Start of Supplied records

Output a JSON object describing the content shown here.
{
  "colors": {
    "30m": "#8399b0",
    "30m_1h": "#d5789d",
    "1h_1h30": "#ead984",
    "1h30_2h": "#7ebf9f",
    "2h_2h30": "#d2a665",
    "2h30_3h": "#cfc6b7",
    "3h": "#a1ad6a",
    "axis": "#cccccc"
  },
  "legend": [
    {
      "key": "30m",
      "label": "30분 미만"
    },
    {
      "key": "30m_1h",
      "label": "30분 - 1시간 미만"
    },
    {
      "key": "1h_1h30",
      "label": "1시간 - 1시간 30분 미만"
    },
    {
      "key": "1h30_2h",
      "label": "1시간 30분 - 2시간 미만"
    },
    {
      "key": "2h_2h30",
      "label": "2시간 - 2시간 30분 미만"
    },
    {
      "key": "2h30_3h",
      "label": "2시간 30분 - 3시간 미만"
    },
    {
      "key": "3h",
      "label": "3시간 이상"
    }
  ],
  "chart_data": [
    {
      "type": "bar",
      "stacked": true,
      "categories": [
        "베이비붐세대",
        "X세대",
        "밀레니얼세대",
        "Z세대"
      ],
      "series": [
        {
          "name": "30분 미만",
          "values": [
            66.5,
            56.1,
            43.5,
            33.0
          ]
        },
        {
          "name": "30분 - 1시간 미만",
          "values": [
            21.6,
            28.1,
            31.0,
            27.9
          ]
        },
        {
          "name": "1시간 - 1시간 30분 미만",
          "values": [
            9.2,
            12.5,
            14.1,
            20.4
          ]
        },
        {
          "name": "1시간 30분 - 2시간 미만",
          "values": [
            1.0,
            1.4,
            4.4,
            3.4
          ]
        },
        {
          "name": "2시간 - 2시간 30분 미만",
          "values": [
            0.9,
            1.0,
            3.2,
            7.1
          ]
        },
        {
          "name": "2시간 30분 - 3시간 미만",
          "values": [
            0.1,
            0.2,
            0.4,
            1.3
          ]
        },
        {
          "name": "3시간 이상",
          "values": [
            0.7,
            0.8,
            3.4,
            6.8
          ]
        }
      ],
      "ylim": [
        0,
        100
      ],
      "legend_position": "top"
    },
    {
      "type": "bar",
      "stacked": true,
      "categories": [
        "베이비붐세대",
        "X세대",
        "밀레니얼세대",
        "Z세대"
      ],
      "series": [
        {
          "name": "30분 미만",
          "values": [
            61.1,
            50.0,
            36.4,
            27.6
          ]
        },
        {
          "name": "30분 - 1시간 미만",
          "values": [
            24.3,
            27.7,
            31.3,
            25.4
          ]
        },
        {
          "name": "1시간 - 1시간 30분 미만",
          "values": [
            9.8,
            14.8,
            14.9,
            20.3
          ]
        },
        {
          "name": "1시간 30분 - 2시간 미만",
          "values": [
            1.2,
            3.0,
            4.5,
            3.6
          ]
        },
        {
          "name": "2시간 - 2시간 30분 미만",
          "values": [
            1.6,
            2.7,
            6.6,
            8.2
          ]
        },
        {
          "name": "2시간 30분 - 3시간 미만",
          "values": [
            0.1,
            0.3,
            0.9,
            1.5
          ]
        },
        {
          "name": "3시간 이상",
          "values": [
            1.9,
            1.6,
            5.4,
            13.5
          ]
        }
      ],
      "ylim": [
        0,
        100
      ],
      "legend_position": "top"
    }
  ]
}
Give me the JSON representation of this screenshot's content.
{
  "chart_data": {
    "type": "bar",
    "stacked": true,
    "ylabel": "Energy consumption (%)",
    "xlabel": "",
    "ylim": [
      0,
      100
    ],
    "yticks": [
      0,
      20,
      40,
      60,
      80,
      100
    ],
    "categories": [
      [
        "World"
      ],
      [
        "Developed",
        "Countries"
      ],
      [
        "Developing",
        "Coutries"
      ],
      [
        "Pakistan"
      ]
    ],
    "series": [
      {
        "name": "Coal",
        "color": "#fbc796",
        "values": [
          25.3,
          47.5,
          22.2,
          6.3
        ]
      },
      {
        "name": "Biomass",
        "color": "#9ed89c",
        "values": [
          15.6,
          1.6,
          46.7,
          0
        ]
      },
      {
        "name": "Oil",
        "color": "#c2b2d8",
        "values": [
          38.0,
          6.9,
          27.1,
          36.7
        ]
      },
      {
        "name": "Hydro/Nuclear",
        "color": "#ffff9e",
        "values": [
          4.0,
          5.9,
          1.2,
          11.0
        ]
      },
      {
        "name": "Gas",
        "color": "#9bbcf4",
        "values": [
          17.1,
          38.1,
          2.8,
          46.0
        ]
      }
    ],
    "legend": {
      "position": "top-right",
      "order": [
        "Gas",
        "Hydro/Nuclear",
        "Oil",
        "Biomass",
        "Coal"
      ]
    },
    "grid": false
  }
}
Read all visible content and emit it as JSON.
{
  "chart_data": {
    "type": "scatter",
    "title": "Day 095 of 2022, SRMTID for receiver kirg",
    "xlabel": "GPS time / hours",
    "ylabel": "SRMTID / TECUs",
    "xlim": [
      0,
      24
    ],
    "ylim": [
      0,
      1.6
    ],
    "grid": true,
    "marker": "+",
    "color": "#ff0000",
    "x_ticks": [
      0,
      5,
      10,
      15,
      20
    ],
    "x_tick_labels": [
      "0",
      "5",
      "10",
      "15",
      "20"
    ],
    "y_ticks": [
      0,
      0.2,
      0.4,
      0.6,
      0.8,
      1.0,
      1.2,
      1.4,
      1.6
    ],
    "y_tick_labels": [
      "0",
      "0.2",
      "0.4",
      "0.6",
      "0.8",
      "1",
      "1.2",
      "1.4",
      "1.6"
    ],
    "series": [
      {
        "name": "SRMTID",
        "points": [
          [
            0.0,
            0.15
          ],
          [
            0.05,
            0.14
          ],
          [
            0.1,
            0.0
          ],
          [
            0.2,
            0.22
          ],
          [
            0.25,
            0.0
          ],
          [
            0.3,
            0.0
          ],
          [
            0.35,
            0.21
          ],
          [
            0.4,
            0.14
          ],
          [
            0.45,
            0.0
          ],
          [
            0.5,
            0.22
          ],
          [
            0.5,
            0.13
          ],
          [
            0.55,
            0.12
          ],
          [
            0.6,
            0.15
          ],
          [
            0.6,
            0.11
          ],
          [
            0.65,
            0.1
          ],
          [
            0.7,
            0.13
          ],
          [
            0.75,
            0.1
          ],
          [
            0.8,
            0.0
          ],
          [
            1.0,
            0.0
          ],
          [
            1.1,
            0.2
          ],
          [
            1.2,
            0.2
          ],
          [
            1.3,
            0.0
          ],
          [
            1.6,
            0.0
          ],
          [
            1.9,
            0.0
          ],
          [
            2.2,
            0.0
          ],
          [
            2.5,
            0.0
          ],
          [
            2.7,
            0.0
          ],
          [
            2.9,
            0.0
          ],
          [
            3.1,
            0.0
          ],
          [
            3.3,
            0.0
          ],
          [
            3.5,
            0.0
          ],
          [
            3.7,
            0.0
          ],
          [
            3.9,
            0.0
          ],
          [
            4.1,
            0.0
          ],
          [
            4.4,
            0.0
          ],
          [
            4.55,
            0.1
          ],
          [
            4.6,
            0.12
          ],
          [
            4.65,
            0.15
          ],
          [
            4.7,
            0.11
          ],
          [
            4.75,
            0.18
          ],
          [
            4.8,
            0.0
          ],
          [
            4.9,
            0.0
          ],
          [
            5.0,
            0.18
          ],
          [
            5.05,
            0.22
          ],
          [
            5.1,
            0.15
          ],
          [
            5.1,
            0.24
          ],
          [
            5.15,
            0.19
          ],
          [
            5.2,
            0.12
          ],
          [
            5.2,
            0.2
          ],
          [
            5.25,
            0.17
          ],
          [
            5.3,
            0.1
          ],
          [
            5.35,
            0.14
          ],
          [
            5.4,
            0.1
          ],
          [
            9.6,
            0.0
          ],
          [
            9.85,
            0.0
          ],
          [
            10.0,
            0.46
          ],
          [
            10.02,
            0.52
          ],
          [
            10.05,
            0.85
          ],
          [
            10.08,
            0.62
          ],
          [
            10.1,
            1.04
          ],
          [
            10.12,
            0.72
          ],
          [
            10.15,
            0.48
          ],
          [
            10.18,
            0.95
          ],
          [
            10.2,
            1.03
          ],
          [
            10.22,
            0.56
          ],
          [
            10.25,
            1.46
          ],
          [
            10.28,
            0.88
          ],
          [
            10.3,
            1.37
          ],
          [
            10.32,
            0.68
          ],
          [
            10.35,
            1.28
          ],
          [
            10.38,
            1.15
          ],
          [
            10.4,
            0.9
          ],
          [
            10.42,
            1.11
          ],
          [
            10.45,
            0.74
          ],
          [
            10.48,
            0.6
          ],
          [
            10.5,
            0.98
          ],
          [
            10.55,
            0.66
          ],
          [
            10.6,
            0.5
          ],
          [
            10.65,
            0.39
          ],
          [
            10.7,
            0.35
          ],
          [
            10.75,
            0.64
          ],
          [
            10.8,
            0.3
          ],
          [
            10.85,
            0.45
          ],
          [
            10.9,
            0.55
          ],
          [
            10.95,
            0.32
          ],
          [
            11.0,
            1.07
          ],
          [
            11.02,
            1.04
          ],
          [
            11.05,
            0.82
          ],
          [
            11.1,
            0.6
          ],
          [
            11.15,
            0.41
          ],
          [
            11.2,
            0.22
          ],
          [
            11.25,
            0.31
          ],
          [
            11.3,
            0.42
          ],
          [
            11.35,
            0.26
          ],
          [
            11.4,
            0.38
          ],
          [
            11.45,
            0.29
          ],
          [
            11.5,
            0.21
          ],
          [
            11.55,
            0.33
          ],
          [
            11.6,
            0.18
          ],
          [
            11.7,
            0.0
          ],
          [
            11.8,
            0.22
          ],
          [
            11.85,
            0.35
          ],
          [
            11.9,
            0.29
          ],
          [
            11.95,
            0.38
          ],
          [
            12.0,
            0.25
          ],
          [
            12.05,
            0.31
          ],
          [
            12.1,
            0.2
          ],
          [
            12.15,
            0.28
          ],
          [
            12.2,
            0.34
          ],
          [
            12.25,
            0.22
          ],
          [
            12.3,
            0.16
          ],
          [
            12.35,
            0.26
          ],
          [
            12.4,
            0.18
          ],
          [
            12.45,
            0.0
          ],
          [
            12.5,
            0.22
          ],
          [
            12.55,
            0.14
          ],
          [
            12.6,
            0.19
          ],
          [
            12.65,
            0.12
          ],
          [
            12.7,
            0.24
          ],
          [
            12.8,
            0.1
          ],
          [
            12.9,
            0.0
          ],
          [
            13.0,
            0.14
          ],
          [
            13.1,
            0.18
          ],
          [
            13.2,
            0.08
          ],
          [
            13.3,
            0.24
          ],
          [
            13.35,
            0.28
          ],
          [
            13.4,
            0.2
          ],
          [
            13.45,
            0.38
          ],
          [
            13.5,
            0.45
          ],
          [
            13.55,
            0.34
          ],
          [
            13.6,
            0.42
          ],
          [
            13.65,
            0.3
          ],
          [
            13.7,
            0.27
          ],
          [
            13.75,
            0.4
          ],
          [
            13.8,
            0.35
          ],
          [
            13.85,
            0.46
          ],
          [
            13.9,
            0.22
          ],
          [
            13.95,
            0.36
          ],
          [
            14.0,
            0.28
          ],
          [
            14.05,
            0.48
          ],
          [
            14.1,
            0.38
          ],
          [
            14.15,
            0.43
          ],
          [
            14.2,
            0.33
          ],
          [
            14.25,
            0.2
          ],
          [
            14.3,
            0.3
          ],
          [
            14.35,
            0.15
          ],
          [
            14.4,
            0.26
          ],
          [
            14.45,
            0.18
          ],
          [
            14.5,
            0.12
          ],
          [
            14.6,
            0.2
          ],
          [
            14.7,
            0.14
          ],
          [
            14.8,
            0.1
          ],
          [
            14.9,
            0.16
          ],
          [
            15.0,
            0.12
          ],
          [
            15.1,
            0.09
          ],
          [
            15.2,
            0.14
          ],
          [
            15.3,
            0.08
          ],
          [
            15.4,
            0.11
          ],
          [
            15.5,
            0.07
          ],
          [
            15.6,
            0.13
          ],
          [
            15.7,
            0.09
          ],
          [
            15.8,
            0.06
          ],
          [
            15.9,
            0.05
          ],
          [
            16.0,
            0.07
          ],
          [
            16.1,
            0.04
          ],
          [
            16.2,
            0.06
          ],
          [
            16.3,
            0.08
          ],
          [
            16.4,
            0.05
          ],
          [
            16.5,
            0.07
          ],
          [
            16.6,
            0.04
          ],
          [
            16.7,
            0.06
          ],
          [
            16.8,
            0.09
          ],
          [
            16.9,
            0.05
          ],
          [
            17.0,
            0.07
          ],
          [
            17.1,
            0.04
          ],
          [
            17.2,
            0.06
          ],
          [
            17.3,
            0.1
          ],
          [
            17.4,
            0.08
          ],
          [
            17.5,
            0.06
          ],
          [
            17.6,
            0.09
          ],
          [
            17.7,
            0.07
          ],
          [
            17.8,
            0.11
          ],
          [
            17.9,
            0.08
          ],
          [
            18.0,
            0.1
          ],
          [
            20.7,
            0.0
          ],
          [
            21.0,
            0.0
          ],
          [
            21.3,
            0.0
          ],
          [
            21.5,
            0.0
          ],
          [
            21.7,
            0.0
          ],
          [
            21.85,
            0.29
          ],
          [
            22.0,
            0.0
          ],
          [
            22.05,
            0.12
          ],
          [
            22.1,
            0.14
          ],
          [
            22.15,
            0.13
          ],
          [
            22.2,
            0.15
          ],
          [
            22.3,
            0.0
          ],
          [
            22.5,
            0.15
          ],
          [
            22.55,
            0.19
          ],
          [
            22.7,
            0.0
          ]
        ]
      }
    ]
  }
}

End of Supplied records

*Exercise aim:*
Go through the records and show every line with the string "JSON" in it.

*Expected output:*
Output a JSON object describing the content shown here.
Give me the JSON representation of this screenshot's content.
Read all visible content and emit it as JSON.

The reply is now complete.